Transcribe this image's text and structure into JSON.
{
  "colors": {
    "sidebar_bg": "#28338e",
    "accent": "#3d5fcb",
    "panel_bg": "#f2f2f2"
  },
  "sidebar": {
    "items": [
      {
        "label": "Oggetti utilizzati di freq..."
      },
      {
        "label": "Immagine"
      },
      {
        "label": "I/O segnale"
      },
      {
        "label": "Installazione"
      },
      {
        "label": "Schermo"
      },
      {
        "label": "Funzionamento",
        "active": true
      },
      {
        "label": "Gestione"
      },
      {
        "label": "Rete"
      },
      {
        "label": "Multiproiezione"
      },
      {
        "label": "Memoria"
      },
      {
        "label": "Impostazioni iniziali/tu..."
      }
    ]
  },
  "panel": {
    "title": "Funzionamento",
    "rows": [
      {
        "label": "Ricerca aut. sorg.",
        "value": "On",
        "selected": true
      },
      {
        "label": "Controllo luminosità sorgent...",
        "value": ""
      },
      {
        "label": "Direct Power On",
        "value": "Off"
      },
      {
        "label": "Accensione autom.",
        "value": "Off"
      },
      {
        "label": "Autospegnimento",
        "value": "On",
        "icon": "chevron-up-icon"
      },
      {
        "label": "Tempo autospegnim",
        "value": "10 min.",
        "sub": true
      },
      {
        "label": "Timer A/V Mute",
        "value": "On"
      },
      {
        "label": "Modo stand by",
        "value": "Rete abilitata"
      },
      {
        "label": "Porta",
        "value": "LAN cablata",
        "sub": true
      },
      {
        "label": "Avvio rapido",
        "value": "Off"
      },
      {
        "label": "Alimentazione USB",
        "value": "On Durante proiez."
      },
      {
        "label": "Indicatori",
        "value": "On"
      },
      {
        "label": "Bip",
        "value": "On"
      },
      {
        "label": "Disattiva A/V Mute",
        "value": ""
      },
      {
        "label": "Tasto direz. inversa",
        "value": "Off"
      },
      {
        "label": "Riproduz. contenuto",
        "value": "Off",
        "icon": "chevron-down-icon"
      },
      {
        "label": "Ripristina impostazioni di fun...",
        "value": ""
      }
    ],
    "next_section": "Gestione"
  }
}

— Work to do —
Using the entries above, state how many lines include the word "Mute", with no other words.

— Written response —
2